### OBJECTIVE
Out of the lines below, please list those that hold the string "title".

# RECORDS SUPPLIED start

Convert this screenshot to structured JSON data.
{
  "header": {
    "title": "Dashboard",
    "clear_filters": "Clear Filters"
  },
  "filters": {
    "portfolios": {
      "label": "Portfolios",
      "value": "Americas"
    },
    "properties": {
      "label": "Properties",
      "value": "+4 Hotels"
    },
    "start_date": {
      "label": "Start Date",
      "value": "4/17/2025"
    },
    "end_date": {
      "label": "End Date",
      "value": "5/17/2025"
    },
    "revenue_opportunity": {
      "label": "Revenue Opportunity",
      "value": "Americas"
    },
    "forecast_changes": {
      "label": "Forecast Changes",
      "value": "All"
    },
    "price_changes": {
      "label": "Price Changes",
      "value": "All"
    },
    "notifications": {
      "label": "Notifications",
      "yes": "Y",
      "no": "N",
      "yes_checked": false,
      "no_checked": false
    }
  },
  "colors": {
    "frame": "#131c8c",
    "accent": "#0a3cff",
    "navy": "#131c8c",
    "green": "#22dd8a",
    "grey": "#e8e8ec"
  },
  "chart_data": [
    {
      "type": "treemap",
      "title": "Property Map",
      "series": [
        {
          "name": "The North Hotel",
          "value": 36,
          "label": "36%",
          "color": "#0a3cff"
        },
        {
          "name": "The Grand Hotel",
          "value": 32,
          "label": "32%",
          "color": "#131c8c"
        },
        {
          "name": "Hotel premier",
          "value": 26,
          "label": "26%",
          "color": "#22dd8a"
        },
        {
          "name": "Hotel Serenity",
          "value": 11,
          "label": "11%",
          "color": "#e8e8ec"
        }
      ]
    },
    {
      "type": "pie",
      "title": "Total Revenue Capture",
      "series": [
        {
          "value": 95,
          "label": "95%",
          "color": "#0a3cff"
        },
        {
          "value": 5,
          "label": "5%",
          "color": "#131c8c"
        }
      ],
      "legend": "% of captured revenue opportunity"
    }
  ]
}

# RECORDS SUPPLIED end
# RECORDS SUPPLIED start

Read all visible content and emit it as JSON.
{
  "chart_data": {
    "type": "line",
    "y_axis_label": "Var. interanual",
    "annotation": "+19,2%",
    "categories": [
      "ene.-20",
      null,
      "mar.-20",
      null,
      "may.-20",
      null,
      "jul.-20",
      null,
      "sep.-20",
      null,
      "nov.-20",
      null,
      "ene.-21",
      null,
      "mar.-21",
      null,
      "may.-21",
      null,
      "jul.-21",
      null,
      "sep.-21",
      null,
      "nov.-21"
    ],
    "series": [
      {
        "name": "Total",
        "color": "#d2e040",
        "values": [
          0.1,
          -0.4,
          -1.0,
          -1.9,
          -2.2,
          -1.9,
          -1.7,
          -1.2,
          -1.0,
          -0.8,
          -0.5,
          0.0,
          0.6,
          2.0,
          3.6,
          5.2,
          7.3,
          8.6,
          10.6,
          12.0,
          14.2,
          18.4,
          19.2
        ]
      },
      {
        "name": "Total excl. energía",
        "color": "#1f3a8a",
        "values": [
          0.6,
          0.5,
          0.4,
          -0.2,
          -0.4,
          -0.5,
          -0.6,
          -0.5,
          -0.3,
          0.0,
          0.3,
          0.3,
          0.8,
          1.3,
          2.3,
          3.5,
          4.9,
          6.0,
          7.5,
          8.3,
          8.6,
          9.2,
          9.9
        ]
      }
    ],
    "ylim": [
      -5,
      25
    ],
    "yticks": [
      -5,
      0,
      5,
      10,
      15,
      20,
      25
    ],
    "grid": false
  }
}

# RECORDS SUPPLIED end

### TASK RESULT
    "title": "Dashboard",
      "title": "Property Map",
      "title": "Total Revenue Capture",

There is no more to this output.